### Given problem
From the listing below, extract each entry exactly as written, minus the images.

#### Excerpted data ####

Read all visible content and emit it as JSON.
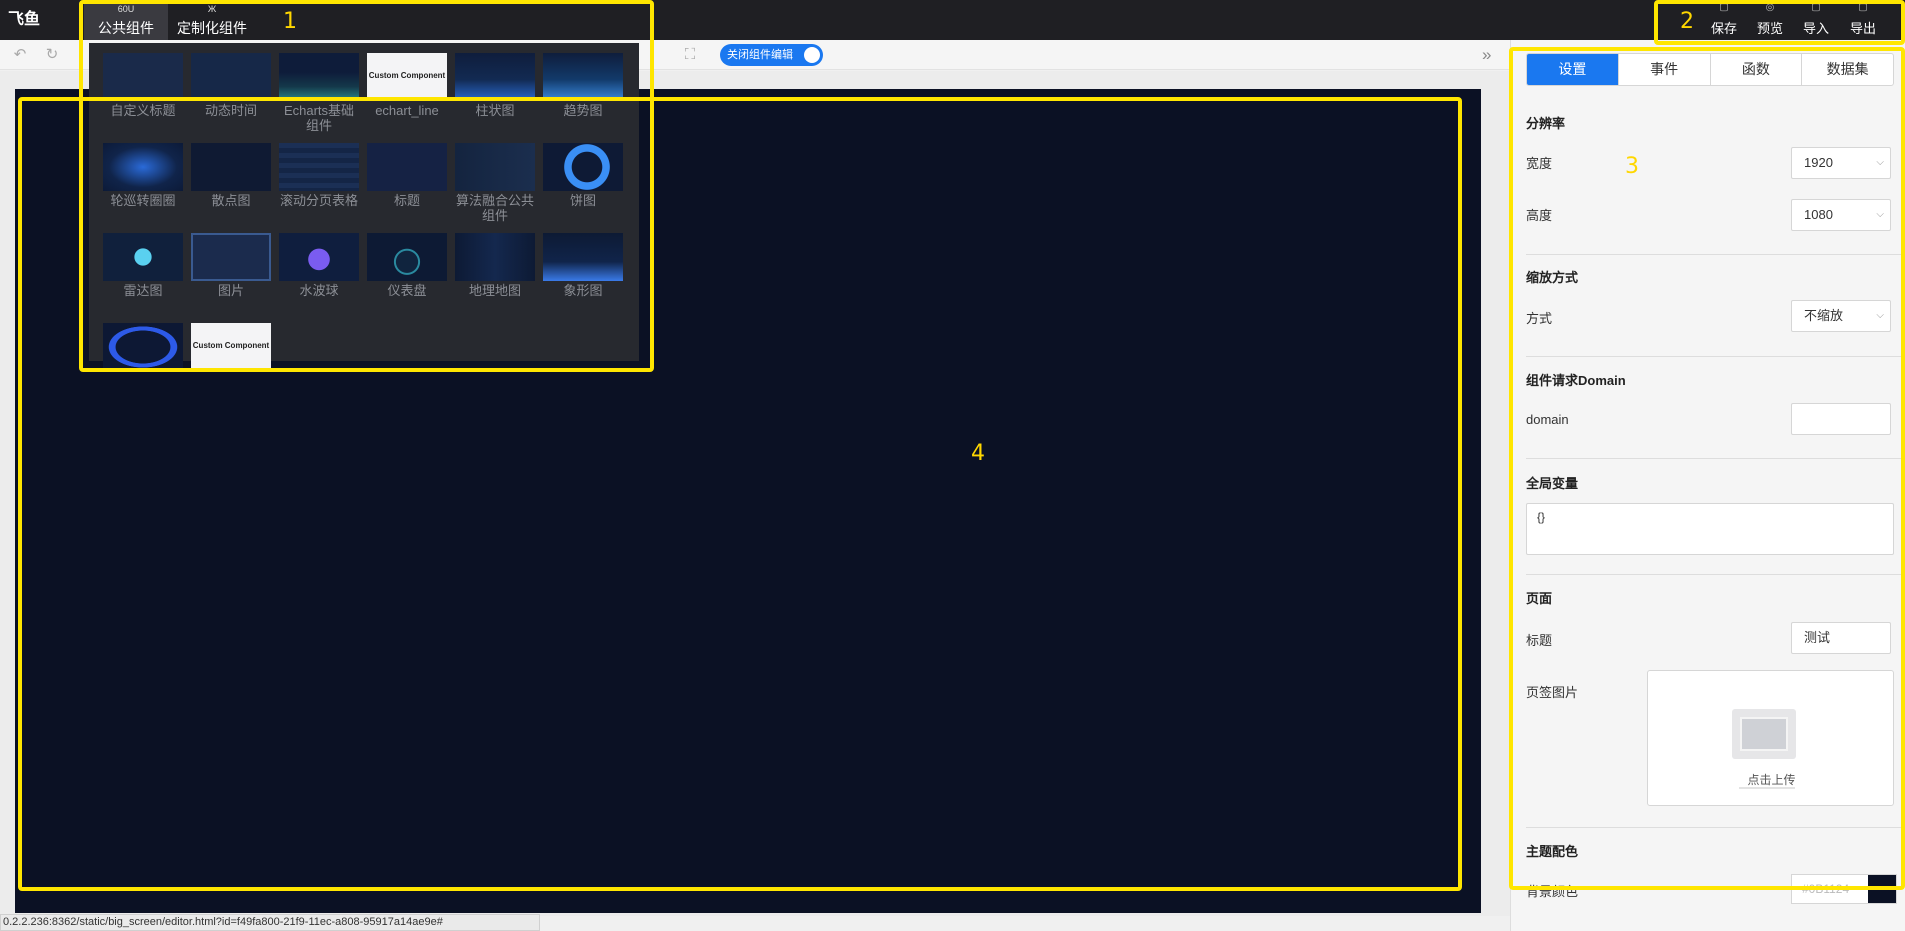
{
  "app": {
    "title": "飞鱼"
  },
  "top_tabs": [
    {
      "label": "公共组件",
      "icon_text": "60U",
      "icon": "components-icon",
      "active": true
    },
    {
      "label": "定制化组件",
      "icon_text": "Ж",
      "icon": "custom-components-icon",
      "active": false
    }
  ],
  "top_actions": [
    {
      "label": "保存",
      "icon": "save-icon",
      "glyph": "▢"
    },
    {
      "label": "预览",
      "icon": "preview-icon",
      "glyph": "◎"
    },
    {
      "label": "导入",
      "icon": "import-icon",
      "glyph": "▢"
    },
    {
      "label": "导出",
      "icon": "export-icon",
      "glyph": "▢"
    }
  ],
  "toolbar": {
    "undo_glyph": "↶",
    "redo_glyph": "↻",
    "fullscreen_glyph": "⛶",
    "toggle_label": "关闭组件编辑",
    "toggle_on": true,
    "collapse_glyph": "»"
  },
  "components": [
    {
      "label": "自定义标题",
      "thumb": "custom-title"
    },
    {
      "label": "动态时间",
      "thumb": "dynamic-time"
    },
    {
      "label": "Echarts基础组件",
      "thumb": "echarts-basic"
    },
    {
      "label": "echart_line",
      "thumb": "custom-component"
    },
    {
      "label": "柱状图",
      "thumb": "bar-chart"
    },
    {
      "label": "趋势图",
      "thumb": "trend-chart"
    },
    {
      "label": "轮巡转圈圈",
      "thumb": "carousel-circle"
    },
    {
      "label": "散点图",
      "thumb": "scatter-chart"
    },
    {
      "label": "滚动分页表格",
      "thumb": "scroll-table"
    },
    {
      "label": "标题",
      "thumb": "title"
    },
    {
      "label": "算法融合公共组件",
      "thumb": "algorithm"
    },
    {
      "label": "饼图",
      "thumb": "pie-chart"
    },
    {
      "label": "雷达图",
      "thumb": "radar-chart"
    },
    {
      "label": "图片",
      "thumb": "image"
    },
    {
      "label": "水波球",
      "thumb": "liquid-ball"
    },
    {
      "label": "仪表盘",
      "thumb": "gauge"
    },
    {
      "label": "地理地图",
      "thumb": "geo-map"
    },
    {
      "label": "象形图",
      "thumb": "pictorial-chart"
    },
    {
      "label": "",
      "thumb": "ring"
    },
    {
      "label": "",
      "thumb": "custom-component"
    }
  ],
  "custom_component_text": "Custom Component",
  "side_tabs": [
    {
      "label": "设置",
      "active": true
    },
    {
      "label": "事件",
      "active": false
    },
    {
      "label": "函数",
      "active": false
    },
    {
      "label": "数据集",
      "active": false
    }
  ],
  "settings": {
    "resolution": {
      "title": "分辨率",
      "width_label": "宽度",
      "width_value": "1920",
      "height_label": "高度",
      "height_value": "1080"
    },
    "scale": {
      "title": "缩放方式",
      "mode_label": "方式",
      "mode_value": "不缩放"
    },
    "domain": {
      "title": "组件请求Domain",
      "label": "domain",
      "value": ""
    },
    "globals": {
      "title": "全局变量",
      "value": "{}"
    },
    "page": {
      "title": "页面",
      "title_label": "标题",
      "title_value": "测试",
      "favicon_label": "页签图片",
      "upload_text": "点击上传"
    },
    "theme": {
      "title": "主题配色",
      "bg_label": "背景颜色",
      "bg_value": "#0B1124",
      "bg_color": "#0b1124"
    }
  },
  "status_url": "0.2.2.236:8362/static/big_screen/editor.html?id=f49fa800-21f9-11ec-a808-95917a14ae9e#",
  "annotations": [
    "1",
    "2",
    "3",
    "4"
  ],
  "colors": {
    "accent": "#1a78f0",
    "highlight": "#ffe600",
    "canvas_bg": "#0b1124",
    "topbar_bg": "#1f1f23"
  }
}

####

### Exercise output
Read all visible content and emit it as JSON.
{
  "app": {
    "title": "飞鱼"
  },
  "top_tabs": [
    {
      "label": "公共组件",
      "icon_text": "60U",
      "icon": "components-icon",
      "active": true
    },
    {
      "label": "定制化组件",
      "icon_text": "Ж",
      "icon": "custom-components-icon",
      "active": false
    }
  ],
  "top_actions": [
    {
      "label": "保存",
      "icon": "save-icon",
      "glyph": "▢"
    },
    {
      "label": "预览",
      "icon": "preview-icon",
      "glyph": "◎"
    },
    {
      "label": "导入",
      "icon": "import-icon",
      "glyph": "▢"
    },
    {
      "label": "导出",
      "icon": "export-icon",
      "glyph": "▢"
    }
  ],
  "toolbar": {
    "undo_glyph": "↶",
    "redo_glyph": "↻",
    "fullscreen_glyph": "⛶",
    "toggle_label": "关闭组件编辑",
    "toggle_on": true,
    "collapse_glyph": "»"
  },
  "components": [
    {
      "label": "自定义标题",
      "thumb": "custom-title"
    },
    {
      "label": "动态时间",
      "thumb": "dynamic-time"
    },
    {
      "label": "Echarts基础组件",
      "thumb": "echarts-basic"
    },
    {
      "label": "echart_line",
      "thumb": "custom-component"
    },
    {
      "label": "柱状图",
      "thumb": "bar-chart"
    },
    {
      "label": "趋势图",
      "thumb": "trend-chart"
    },
    {
      "label": "轮巡转圈圈",
      "thumb": "carousel-circle"
    },
    {
      "label": "散点图",
      "thumb": "scatter-chart"
    },
    {
      "label": "滚动分页表格",
      "thumb": "scroll-table"
    },
    {
      "label": "标题",
      "thumb": "title"
    },
    {
      "label": "算法融合公共组件",
      "thumb": "algorithm"
    },
    {
      "label": "饼图",
      "thumb": "pie-chart"
    },
    {
      "label": "雷达图",
      "thumb": "radar-chart"
    },
    {
      "label": "图片",
      "thumb": "image"
    },
    {
      "label": "水波球",
      "thumb": "liquid-ball"
    },
    {
      "label": "仪表盘",
      "thumb": "gauge"
    },
    {
      "label": "地理地图",
      "thumb": "geo-map"
    },
    {
      "label": "象形图",
      "thumb": "pictorial-chart"
    },
    {
      "label": "",
      "thumb": "ring"
    },
    {
      "label": "",
      "thumb": "custom-component"
    }
  ],
  "custom_component_text": "Custom Component",
  "side_tabs": [
    {
      "label": "设置",
      "active": true
    },
    {
      "label": "事件",
      "active": false
    },
    {
      "label": "函数",
      "active": false
    },
    {
      "label": "数据集",
      "active": false
    }
  ],
  "settings": {
    "resolution": {
      "title": "分辨率",
      "width_label": "宽度",
      "width_value": "1920",
      "height_label": "高度",
      "height_value": "1080"
    },
    "scale": {
      "title": "缩放方式",
      "mode_label": "方式",
      "mode_value": "不缩放"
    },
    "domain": {
      "title": "组件请求Domain",
      "label": "domain",
      "value": ""
    },
    "globals": {
      "title": "全局变量",
      "value": "{}"
    },
    "page": {
      "title": "页面",
      "title_label": "标题",
      "title_value": "测试",
      "favicon_label": "页签图片",
      "upload_text": "点击上传"
    },
    "theme": {
      "title": "主题配色",
      "bg_label": "背景颜色",
      "bg_value": "#0B1124",
      "bg_color": "#0b1124"
    }
  },
  "status_url": "0.2.2.236:8362/static/big_screen/editor.html?id=f49fa800-21f9-11ec-a808-95917a14ae9e#",
  "annotations": [
    "1",
    "2",
    "3",
    "4"
  ],
  "colors": {
    "accent": "#1a78f0",
    "highlight": "#ffe600",
    "canvas_bg": "#0b1124",
    "topbar_bg": "#1f1f23"
  }
}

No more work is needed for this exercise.